◆ **Exercise**: Render all of the data below as a numbered list, skipping blank lines. Leave the pictures out of your answer.

◆ **Extracted data**:
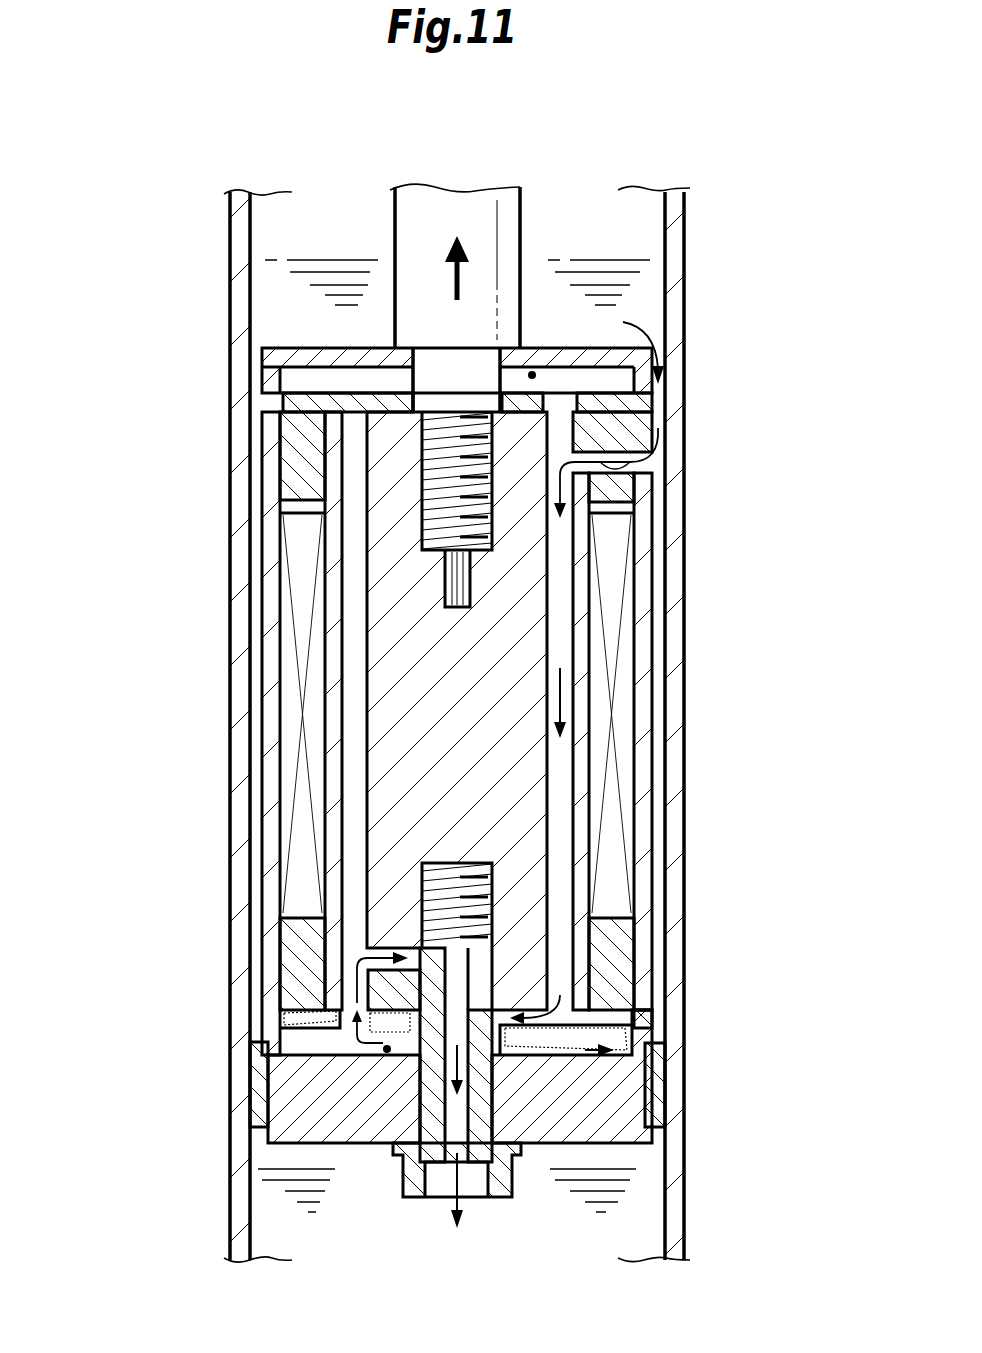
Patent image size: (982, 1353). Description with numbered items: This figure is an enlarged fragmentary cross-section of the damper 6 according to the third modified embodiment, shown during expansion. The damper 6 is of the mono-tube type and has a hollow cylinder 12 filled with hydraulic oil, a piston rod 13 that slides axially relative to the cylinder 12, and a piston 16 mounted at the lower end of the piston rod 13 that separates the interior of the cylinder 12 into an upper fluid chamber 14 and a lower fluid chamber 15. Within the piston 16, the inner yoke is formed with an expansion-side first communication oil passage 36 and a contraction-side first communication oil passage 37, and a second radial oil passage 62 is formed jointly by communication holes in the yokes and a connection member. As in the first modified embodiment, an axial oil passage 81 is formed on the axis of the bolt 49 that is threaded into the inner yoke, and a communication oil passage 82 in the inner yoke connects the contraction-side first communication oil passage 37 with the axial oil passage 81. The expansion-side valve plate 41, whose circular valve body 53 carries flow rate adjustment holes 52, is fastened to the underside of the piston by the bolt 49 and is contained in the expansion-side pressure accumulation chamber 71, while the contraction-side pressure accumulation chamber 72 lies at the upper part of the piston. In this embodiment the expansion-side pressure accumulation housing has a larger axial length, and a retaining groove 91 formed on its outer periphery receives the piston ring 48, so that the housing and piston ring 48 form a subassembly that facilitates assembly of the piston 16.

The damper 6 is at (178, 238).
The piston rod 13 is at (510, 215).
The upper fluid chamber 14 is at (629, 237).
The lower fluid chamber 15 is at (564, 1231).
The cylinder 12 is at (228, 401).
The contraction-side pressure accumulation chamber 72 is at (532, 372).
The second radial oil passage 62 is at (642, 480).
The piston 16 is at (255, 587).
The contraction-side first communication oil passage 37 is at (345, 716).
The expansion-side first communication oil passage 36 is at (575, 765).
The communication oil passage 82 is at (375, 952).
The expansion-side valve plate 41 is at (292, 1041).
The flow rate adjustment holes 52 is at (345, 1056).
The valve body 53 is at (657, 1047).
The piston ring 48 is at (660, 1092).
The retaining groove 91 is at (667, 1110).
The expansion-side pressure accumulation chamber 71 is at (387, 1052).
The bolt 49 is at (400, 1202).
The axial oil passage 81 is at (460, 1155).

◆ **Solved problem**:
1. Patent image size: (982, 1353). Description with numbered items: This figure is an enlarged fragmentary cross-section of the damper 6 according to the third modified embodiment, shown during expansion. The damper 6 is of the mono-tube type and has a hollow cylinder 12 filled with hydraulic oil, a piston rod 13 that slides axially relative to the cylinder 12, and a piston 16 mounted at the lower end of the piston rod 13 that separates the interior of the cylinder 12 into an upper fluid chamber 14 and a lower fluid chamber 15. Within the piston 16, the inner yoke is formed with an expansion-side first communication oil passage 36 and a contraction-side first communication oil passage 37, and a second radial oil passage 62 is formed jointly by communication holes in the yokes and a connection member. As in the first modified embodiment, an axial oil passage 81 is formed on the axis of the bolt 49 that is threaded into the inner yoke, and a communication oil passage 82 in the inner yoke connects the contraction-side first communication oil passage 37 with the axial oil passage 81. The expansion-side valve plate 41, whose circular valve body 53 carries flow rate adjustment holes 52, is fastened to the underside of the piston by the bolt 49 and is contained in the expansion-side pressure accumulation chamber 71, while the contraction-side pressure accumulation chamber 72 lies at the upper part of the piston. In this embodiment the expansion-side pressure accumulation housing has a larger axial length, and a retaining groove 91 formed on its outer periphery receives the piston ring 48, so that the housing and piston ring 48 form a subassembly that facilitates assembly of the piston 16.
2. The damper 6 is at (178, 238).
3. The piston rod 13 is at (510, 215).
4. The upper fluid chamber 14 is at (629, 237).
5. The lower fluid chamber 15 is at (564, 1231).
6. The cylinder 12 is at (228, 401).
7. The contraction-side pressure accumulation chamber 72 is at (532, 372).
8. The second radial oil passage 62 is at (642, 480).
9. The piston 16 is at (255, 587).
10. The contraction-side first communication oil passage 37 is at (345, 716).
11. The expansion-side first communication oil passage 36 is at (575, 765).
12. The communication oil passage 82 is at (375, 952).
13. The expansion-side valve plate 41 is at (292, 1041).
14. The flow rate adjustment holes 52 is at (345, 1056).
15. The valve body 53 is at (657, 1047).
16. The piston ring 48 is at (660, 1092).
17. The retaining groove 91 is at (667, 1110).
18. The expansion-side pressure accumulation chamber 71 is at (387, 1052).
19. The bolt 49 is at (400, 1202).
20. The axial oil passage 81 is at (460, 1155).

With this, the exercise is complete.